■ Exercise objective
Every line of the material below should be repeated exactly.

■ Excerpted records
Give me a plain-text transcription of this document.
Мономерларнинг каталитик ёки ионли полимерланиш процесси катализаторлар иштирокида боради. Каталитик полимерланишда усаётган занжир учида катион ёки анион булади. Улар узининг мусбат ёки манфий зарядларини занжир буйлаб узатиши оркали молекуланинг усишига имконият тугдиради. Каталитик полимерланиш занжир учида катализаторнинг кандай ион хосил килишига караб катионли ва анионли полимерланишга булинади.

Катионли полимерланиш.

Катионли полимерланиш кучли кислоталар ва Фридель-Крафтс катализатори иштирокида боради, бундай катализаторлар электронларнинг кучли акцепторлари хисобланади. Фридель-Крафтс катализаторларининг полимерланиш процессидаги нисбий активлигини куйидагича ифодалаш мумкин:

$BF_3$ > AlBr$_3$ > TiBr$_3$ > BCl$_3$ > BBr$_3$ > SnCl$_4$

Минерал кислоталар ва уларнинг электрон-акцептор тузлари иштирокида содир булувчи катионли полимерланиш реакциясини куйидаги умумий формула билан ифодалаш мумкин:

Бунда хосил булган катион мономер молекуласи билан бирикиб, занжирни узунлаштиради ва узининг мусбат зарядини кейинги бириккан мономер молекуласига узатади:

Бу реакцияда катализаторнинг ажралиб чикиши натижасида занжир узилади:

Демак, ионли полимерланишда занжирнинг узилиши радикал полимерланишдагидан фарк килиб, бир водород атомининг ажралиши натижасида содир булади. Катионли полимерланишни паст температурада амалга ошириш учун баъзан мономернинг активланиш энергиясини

■ Response to this exercise
Give me a plain-text transcription of this document.
Мономерларнинг каталитик ёки ионли полимерланиш процесси катализаторлар иштирокида боради. Каталитик полимерланишда усаётган занжир учида катион ёки анион булади. Улар узининг мусбат ёки манфий зарядларини занжир буйлаб узатиши оркали молекуланинг усишига имконият тугдиради. Каталитик полимерланиш занжир учида катализаторнинг кандай ион хосил килишига караб катионли ва анионли полимерланишга булинади.

Катионли полимерланиш.

Катионли полимерланиш кучли кислоталар ва Фридель-Крафтс катализатори иштирокида боради, бундай катализаторлар электронларнинг кучли акцепторлари хисобланади. Фридель-Крафтс катализаторларининг полимерланиш процессидаги нисбий активлигини куйидагича ифодалаш мумкин:

$BF_3$ > AlBr$_3$ > TiBr$_3$ > BCl$_3$ > BBr$_3$ > SnCl$_4$

Минерал кислоталар ва уларнинг электрон-акцептор тузлари иштирокида содир булувчи катионли полимерланиш реакциясини куйидаги умумий формула билан ифодалаш мумкин:

Бунда хосил булган катион мономер молекуласи билан бирикиб, занжирни узунлаштиради ва узининг мусбат зарядини кейинги бириккан мономер молекуласига узатади:

Бу реакцияда катализаторнинг ажралиб чикиши натижасида занжир узилади:

Демак, ионли полимерланишда занжирнинг узилиши радикал полимерланишдагидан фарк килиб, бир водород атомининг ажралиши натижасида содир булади. Катионли полимерланишни паст температурада амалга ошириш учун баъзан мономернинг активланиш энергиясини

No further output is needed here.